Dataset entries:

'''

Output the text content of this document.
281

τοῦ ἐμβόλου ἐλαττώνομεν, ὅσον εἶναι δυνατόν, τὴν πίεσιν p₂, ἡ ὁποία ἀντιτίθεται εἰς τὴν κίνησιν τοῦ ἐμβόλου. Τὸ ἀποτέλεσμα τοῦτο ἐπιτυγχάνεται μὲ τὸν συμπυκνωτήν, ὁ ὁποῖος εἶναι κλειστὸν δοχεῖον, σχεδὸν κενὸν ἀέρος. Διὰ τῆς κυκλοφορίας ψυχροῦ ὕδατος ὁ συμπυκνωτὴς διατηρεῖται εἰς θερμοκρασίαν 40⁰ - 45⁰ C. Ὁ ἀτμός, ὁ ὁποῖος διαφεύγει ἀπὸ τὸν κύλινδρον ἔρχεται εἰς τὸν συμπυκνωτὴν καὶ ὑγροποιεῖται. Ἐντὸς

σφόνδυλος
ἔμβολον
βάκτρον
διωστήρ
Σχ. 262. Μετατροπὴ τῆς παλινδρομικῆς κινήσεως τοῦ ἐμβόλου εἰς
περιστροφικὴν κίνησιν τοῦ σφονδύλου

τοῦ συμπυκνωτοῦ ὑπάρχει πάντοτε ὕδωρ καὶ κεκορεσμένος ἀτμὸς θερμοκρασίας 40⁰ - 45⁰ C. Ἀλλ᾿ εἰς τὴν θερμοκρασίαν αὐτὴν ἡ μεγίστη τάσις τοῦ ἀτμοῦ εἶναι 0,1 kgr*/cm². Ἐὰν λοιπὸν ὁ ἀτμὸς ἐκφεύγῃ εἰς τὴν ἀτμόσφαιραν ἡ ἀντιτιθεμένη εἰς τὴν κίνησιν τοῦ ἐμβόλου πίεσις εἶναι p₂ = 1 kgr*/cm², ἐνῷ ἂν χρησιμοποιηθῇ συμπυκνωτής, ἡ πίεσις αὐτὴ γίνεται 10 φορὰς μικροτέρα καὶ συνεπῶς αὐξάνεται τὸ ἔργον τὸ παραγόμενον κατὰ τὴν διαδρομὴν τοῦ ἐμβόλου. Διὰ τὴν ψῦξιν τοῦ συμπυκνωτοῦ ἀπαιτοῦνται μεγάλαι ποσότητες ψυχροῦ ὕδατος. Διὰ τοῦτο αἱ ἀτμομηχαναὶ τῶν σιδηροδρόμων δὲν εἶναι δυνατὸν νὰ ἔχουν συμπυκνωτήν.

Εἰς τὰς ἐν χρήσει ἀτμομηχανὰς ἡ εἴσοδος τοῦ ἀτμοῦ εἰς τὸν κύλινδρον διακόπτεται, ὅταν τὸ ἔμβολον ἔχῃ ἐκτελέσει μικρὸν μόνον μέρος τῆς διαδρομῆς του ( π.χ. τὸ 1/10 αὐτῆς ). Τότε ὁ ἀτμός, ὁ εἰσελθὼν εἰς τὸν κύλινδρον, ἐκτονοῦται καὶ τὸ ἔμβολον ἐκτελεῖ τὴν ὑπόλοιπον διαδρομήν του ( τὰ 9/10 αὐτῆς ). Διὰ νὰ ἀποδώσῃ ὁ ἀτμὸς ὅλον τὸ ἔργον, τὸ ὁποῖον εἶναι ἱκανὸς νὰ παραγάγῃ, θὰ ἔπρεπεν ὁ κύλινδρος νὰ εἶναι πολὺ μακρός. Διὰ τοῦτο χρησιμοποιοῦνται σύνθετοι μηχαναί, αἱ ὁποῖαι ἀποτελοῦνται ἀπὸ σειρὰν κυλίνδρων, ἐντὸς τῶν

'''
'''

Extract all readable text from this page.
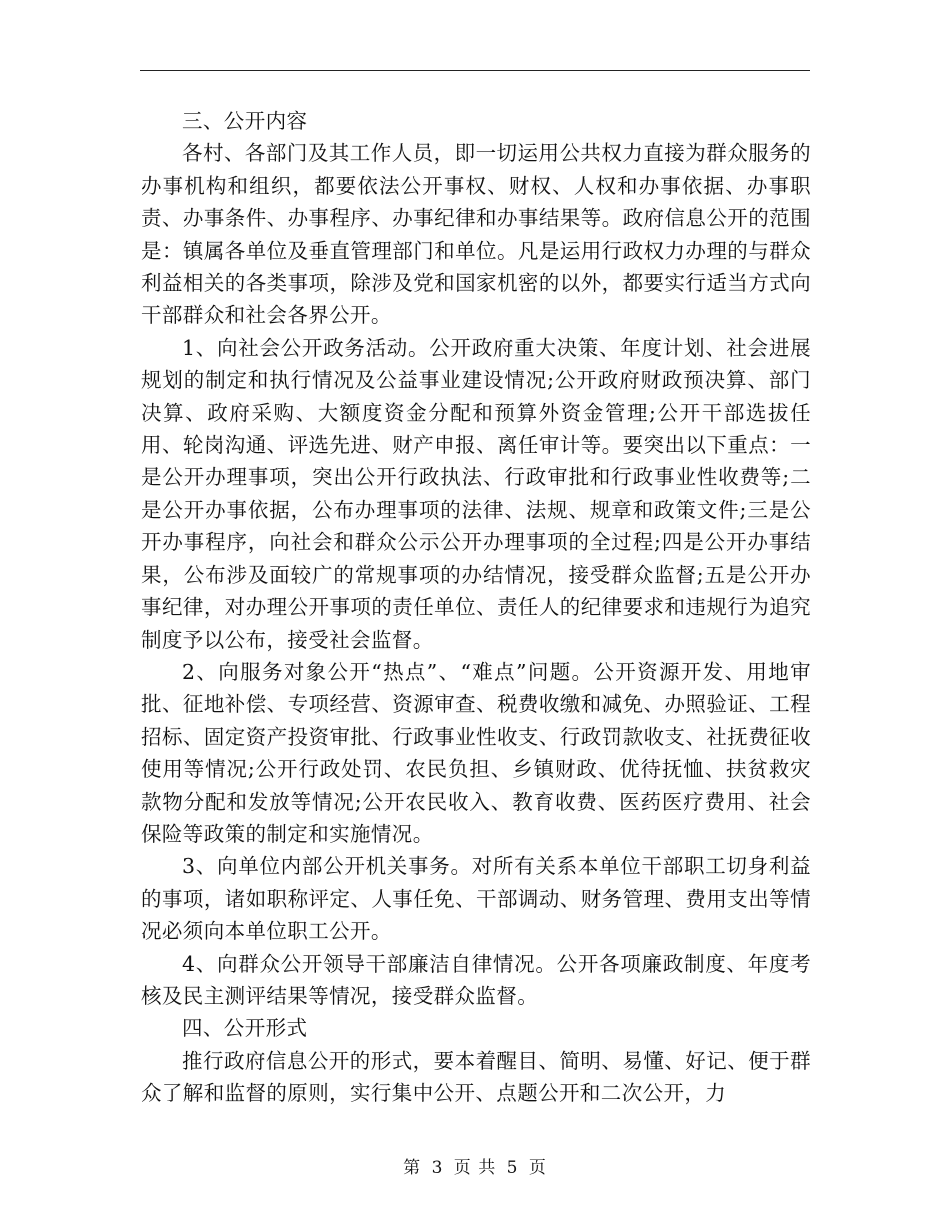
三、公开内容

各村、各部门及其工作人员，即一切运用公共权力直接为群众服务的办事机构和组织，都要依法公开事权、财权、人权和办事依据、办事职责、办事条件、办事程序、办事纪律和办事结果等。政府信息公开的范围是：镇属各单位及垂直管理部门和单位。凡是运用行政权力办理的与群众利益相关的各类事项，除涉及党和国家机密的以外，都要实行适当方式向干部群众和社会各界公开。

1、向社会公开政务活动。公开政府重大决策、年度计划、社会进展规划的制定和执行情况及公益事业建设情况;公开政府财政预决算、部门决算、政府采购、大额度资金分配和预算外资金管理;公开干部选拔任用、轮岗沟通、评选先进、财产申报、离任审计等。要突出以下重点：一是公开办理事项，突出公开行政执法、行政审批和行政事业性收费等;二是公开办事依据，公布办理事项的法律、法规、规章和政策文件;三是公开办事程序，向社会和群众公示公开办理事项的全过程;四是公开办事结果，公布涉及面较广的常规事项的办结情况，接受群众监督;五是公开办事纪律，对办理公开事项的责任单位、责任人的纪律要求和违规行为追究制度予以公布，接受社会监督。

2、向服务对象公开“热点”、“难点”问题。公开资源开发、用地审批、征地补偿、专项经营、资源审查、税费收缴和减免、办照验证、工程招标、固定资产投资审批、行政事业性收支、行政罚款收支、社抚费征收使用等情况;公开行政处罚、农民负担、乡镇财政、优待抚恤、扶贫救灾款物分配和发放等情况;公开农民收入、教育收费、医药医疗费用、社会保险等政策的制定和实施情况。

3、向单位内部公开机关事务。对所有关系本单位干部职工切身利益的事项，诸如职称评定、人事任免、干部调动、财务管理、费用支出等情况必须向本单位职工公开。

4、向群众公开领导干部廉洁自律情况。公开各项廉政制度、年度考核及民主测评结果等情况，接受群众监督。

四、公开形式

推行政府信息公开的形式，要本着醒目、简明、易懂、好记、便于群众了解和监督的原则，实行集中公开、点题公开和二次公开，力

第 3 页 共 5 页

'''
'''

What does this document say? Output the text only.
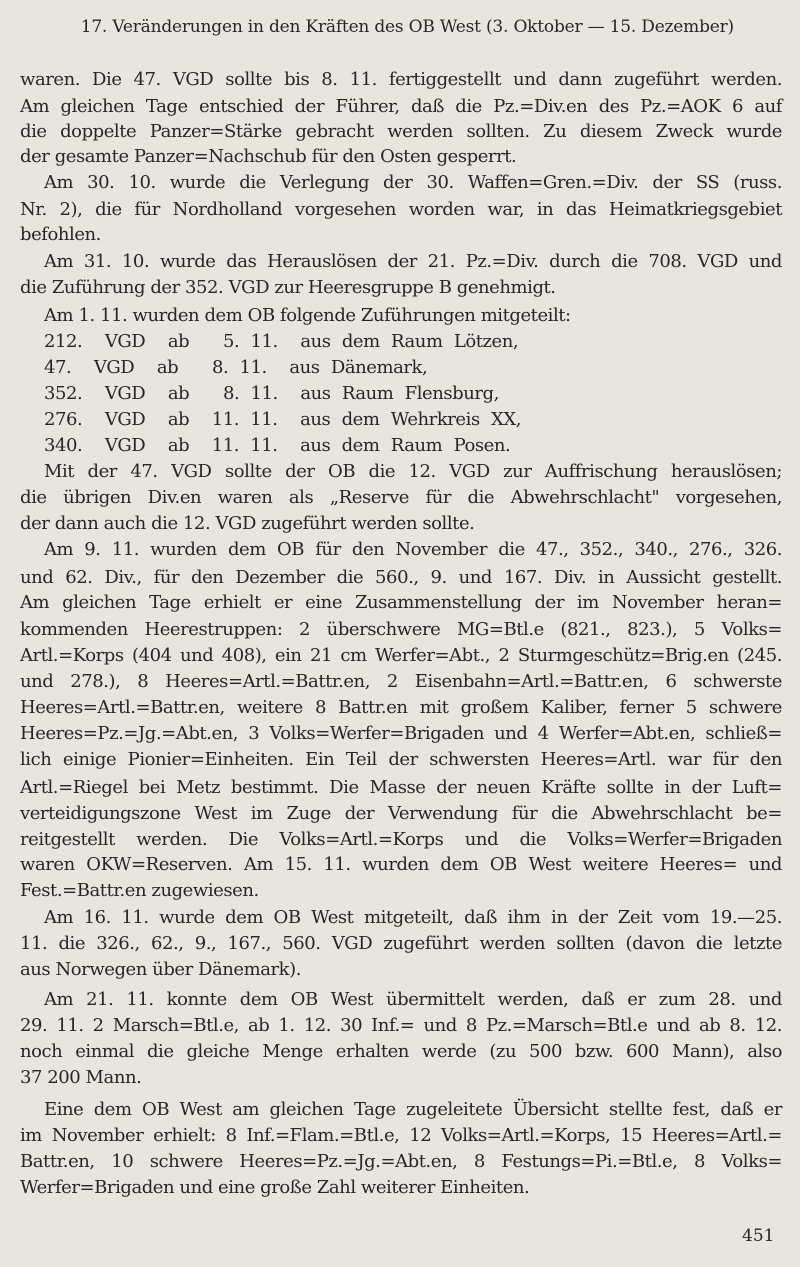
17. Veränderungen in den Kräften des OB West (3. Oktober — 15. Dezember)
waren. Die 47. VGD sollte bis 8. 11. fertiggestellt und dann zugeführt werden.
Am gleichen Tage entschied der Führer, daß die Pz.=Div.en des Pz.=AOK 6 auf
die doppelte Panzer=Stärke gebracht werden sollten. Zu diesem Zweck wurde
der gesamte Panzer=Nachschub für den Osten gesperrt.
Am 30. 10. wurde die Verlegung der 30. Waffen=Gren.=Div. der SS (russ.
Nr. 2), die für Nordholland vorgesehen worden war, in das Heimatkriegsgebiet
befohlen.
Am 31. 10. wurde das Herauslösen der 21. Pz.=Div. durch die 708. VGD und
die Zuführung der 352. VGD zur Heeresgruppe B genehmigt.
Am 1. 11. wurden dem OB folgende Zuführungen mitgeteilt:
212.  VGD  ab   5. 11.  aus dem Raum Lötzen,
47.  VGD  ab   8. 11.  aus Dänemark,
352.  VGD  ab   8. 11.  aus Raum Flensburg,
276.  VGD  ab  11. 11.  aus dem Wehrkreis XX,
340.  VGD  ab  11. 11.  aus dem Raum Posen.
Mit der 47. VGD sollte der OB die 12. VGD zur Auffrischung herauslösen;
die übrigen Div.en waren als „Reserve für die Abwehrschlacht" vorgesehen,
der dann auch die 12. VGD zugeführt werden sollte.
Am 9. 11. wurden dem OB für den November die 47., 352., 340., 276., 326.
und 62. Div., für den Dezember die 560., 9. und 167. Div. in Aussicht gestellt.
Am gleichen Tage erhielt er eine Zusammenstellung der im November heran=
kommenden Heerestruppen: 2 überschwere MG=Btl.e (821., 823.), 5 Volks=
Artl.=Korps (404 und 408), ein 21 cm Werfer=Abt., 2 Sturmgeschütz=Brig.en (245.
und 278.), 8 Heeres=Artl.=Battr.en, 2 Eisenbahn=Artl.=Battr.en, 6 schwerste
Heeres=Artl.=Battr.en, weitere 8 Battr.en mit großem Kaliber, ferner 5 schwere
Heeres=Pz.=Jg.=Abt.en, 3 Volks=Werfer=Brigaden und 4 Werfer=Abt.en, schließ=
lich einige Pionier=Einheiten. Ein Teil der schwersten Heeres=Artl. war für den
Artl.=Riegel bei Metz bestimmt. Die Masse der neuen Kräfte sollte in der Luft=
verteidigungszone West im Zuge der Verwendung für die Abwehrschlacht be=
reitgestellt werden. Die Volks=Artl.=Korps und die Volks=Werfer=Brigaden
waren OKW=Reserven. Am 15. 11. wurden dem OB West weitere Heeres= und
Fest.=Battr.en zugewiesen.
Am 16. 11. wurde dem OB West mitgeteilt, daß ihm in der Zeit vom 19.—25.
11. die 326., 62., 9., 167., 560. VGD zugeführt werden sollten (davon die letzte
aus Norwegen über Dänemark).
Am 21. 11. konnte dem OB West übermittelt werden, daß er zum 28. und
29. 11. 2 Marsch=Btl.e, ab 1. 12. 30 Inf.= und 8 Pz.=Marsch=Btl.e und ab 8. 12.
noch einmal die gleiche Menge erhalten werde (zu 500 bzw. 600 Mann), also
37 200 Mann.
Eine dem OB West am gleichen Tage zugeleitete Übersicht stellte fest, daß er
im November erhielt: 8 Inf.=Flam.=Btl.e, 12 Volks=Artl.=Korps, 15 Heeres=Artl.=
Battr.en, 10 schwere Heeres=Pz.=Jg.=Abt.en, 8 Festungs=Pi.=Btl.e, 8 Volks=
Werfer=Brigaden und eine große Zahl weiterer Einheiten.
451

'''

Pull out every line of the records that includes the string "Mann".

noch einmal die gleiche Menge erhalten werde (zu 500 bzw. 600 Mann), also
37 200 Mann.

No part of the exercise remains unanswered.